Tally the lines holding "creative" and state only that figure.

-- -- --

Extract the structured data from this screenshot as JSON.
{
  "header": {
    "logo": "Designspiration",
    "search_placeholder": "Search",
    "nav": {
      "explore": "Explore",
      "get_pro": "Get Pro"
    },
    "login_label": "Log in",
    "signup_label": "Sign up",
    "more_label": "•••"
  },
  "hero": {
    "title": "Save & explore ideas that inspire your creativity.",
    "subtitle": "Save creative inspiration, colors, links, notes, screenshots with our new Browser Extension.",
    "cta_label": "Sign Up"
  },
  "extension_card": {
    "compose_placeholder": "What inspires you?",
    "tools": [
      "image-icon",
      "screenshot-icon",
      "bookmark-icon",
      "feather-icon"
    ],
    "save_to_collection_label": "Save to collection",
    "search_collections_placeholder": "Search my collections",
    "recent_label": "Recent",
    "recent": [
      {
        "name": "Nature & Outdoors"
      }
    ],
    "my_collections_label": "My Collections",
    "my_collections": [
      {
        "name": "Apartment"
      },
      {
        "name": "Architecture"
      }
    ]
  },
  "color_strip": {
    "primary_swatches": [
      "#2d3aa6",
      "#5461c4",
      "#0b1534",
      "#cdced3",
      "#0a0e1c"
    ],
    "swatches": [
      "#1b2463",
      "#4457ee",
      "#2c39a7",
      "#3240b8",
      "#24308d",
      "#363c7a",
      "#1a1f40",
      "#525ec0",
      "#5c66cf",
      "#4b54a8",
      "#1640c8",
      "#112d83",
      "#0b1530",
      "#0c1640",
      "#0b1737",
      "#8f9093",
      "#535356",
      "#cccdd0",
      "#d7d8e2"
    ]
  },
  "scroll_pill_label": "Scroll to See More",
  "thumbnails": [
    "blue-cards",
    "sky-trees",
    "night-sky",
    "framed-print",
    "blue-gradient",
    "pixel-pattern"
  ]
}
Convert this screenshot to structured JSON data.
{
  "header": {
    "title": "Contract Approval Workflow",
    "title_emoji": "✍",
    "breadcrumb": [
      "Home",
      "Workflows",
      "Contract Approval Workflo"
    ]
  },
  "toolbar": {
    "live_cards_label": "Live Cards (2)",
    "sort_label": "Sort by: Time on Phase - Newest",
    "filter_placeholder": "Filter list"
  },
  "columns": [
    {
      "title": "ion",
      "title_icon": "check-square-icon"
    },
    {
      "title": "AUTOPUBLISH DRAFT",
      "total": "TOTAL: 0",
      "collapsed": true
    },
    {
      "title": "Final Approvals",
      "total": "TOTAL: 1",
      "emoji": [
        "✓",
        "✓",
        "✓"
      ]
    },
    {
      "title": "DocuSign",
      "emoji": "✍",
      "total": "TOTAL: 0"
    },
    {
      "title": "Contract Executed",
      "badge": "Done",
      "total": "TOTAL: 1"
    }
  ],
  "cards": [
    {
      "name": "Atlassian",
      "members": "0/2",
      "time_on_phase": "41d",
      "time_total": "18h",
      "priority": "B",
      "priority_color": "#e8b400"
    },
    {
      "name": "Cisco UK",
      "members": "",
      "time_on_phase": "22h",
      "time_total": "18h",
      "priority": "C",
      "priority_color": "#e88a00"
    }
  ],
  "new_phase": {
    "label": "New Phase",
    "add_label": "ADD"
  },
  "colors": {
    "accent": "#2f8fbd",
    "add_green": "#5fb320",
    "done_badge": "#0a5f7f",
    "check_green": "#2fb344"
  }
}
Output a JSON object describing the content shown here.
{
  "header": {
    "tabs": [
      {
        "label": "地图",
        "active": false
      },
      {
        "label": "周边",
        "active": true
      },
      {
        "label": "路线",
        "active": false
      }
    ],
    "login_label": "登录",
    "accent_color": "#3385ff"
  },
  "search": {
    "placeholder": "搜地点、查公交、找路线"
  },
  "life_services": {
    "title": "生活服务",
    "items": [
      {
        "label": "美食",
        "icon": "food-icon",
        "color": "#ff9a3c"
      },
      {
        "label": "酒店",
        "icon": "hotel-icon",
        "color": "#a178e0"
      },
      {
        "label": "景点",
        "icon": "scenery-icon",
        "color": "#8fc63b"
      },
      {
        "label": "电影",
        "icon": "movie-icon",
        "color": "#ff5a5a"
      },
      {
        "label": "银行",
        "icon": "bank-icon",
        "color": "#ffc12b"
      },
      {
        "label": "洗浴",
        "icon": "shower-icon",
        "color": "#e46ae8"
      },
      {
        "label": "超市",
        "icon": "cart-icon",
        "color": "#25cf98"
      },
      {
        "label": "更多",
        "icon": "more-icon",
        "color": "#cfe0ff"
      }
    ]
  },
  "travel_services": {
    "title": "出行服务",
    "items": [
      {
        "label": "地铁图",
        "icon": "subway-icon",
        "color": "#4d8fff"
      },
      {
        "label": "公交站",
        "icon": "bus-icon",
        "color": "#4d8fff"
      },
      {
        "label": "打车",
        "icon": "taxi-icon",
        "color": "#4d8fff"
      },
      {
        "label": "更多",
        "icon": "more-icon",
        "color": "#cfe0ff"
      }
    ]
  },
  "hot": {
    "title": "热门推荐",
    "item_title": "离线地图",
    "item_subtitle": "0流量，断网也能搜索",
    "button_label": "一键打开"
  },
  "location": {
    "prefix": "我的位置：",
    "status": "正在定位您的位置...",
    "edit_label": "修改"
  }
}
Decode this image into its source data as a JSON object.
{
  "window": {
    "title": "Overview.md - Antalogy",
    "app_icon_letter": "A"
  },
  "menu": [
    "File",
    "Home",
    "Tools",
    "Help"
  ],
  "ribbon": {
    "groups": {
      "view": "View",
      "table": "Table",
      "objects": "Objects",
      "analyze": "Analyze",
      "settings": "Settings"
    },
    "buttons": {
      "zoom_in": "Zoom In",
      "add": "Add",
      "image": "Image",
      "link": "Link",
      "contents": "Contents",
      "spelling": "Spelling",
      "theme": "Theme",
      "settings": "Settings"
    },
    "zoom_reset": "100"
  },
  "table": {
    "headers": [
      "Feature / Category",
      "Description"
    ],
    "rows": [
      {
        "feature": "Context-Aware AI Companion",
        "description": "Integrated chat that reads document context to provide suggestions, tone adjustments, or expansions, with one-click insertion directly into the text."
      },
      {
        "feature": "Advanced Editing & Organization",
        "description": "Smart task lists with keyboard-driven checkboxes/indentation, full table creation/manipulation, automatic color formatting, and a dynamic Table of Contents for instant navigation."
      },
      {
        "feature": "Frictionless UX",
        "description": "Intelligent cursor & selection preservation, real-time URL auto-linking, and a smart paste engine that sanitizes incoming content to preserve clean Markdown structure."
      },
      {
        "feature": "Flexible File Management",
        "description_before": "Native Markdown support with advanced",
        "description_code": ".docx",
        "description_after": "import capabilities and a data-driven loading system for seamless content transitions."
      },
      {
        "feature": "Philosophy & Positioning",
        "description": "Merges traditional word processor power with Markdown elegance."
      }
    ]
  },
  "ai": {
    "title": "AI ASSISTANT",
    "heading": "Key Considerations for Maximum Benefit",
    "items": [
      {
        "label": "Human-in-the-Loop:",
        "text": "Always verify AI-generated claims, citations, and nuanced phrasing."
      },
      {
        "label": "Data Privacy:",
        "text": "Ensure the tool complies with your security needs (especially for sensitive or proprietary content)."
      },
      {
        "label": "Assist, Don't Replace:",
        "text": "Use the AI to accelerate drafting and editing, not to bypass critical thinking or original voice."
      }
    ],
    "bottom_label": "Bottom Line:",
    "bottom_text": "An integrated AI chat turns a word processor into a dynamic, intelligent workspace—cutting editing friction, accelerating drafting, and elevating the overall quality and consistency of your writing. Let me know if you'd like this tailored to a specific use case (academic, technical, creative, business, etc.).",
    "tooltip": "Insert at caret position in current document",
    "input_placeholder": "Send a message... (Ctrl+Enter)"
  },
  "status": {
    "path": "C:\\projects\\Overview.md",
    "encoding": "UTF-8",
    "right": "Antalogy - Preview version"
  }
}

-- -- --

— Written solution —
2